== SELECTION ==

Subsidiaries, associate companies & joint ventures:
The Company has four wholly owned subsidiaries, one step-down
subsidiary, one associate Company andone Joint Venture. The consolidated financial
statements of the Company and its Subsidiaries are prepared in accordance with the
applicable accounting standards, issued by the Institute of Chartered Accountants of
India, and forms part of this Annual Report. Neither the Executive Chairman and nor the
whole-time directors of the Company receive any remuneration or commission from any of its
subsidiaries or associate Company.
Pursuant to Section 129(3) of the Companies Act, 2013 read with Rule 5
of the Companies (Accounts) Rules, 2014, the reports on the performance and financial
position of each of the subsidiary and associate companies have been provided in Form
AOC-1 appended to this report.

===
== RECORDS TO PROCESS ==

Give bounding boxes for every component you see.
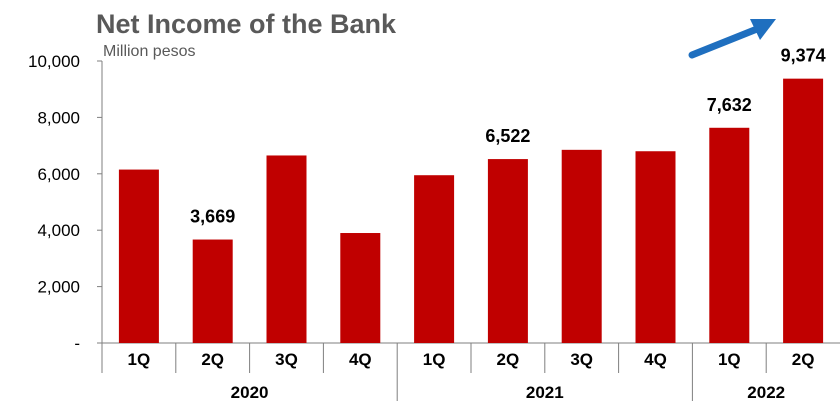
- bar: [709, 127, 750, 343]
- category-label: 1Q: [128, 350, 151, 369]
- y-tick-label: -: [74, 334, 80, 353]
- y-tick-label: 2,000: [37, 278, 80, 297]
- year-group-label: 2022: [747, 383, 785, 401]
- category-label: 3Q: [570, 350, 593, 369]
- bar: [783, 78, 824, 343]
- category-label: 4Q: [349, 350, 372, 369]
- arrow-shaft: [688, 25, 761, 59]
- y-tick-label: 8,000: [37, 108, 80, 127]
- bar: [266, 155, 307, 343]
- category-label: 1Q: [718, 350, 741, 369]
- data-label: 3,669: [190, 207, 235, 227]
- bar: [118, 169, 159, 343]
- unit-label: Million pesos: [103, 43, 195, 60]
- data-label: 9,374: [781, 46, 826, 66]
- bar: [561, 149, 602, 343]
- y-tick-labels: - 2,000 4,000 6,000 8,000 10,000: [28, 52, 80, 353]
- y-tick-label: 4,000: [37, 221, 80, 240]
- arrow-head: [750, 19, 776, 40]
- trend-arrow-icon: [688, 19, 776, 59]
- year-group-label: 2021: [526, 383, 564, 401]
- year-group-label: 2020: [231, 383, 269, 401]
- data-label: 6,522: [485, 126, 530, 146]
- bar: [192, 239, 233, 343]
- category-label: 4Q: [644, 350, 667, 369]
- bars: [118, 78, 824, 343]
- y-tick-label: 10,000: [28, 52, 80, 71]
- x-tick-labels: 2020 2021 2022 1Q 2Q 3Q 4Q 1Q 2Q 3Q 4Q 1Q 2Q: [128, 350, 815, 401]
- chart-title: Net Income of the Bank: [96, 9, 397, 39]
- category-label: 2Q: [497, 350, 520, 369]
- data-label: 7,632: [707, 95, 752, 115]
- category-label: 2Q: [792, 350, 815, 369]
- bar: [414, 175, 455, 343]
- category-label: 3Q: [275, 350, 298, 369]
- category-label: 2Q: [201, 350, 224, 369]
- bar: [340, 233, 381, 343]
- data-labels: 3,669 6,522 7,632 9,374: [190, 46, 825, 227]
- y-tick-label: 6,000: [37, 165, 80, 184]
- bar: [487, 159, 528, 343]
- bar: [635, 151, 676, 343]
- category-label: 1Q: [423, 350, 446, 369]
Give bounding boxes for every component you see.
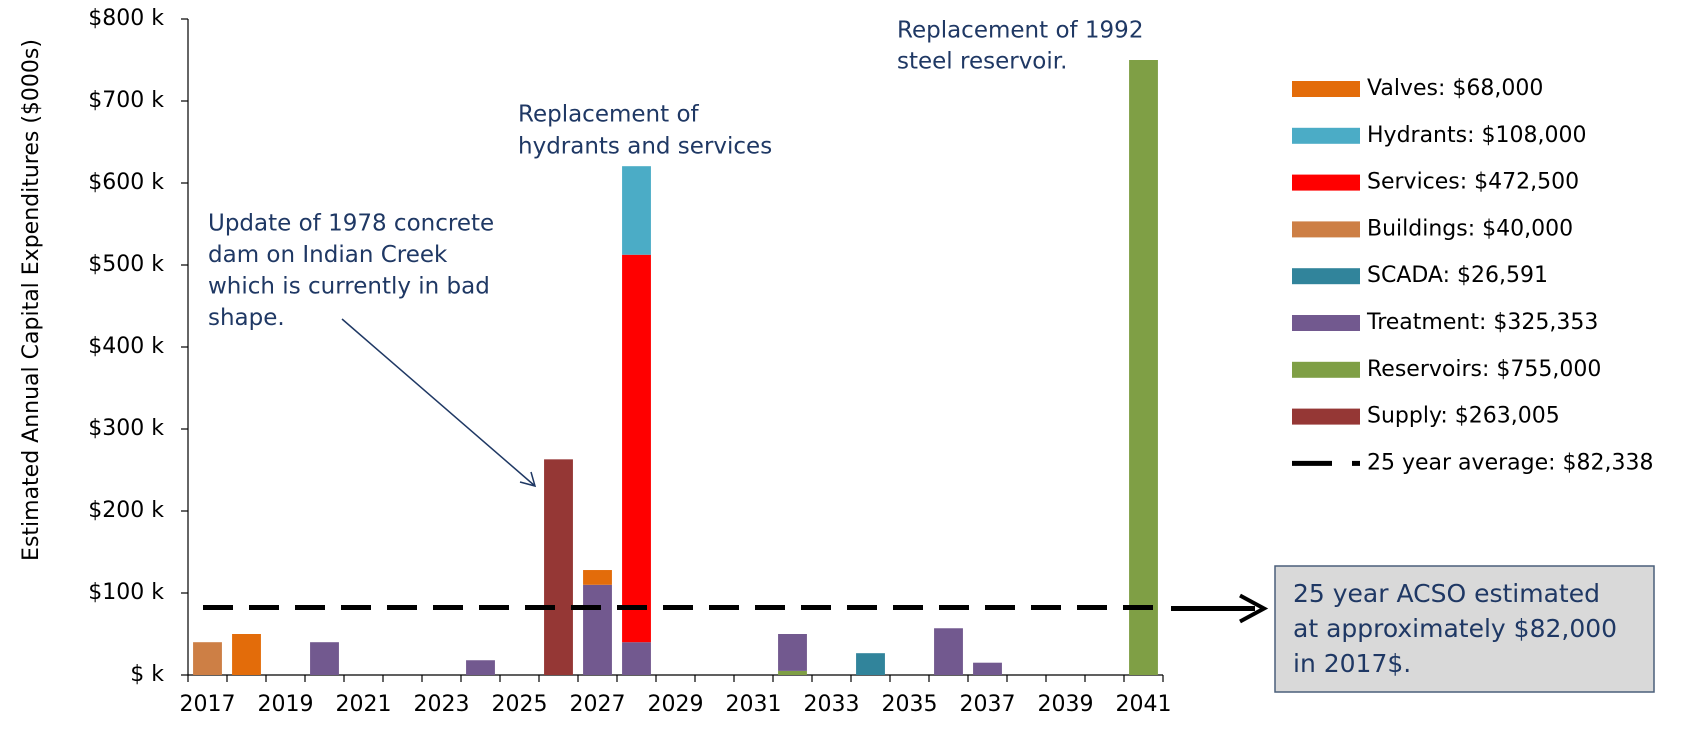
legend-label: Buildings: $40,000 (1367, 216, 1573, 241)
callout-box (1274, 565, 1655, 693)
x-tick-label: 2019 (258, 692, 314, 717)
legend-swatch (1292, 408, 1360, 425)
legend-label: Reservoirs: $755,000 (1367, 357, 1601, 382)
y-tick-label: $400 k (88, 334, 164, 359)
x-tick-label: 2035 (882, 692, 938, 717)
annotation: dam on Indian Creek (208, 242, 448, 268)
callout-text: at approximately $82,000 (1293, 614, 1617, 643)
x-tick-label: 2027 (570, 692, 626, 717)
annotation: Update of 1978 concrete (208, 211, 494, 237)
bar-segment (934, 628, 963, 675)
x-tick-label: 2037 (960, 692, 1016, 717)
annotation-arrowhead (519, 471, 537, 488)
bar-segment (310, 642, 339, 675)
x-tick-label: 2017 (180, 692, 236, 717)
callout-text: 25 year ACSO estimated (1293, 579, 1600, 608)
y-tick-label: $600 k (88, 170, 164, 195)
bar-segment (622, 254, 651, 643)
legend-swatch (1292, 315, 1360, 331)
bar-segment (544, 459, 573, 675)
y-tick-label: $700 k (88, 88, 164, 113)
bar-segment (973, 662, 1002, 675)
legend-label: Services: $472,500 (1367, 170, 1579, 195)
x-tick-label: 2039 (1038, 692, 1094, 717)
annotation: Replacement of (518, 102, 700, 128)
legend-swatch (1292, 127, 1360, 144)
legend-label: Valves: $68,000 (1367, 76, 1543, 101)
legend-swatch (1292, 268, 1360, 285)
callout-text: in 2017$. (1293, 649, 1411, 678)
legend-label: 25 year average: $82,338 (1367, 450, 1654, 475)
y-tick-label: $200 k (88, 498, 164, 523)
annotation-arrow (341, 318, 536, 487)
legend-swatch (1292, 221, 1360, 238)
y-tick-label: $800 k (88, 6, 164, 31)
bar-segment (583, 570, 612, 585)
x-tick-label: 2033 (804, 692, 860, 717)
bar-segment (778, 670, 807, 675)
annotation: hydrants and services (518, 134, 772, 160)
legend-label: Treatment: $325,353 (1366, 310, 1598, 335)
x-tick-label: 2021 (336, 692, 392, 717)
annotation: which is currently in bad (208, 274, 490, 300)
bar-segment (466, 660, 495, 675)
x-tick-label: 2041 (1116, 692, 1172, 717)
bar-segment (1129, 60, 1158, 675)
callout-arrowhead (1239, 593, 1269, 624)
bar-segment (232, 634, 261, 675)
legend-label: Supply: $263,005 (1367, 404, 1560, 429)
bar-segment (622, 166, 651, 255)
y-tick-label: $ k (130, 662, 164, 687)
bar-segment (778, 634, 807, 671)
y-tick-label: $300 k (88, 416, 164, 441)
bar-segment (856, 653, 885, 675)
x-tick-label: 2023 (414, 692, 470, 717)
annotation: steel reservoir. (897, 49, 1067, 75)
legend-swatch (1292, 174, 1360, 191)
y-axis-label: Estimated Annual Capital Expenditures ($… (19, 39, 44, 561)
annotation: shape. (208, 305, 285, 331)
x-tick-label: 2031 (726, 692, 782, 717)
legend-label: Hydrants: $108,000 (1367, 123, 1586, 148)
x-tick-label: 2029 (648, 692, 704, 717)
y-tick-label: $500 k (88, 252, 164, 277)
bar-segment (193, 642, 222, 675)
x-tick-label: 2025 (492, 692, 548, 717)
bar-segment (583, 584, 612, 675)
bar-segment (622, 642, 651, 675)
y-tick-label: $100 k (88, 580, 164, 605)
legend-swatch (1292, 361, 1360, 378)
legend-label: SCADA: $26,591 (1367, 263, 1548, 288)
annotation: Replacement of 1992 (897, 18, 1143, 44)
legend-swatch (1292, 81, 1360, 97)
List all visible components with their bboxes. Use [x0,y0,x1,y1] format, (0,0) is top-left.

===

### TO-DO LIST
- 1) Answer from the passage on subsidiaries:
(a) How many wholly owned subsidiaries does the Company have?
(b) Under which section of the Companies Act, 2013 are the reports on the subsidiary and associate companies provided?
(c) In which form are those reports appended?
- 2) Output the lines of the records starting at the one containing "legend-label: Buildings: $40,000" and ending at the one containing "bar-segment (310, 642, 339, 675)", both included, with no changes.
The text and the records come from separate, unrelated sources.

### EXERCISE RESPONSES
- 1)
(a) Four.
(b) Section 129(3).
(c) Form AOC-1.

- 2)
legend-label: Buildings: $40,000 (1367, 216, 1573, 241)
callout-box (1274, 565, 1655, 693)
x-tick-label: 2019 (258, 692, 314, 717)
legend-swatch (1292, 408, 1360, 425)
legend-label: Reservoirs: $755,000 (1367, 357, 1601, 382)
y-tick-label: $400 k (88, 334, 164, 359)
x-tick-label: 2035 (882, 692, 938, 717)
annotation: dam on Indian Creek (208, 242, 448, 268)
callout-text: at approximately $82,000 (1293, 614, 1617, 643)
x-tick-label: 2027 (570, 692, 626, 717)
annotation: Update of 1978 concrete (208, 211, 494, 237)
bar-segment (934, 628, 963, 675)
x-tick-label: 2037 (960, 692, 1016, 717)
annotation-arrowhead (519, 471, 537, 488)
bar-segment (310, 642, 339, 675)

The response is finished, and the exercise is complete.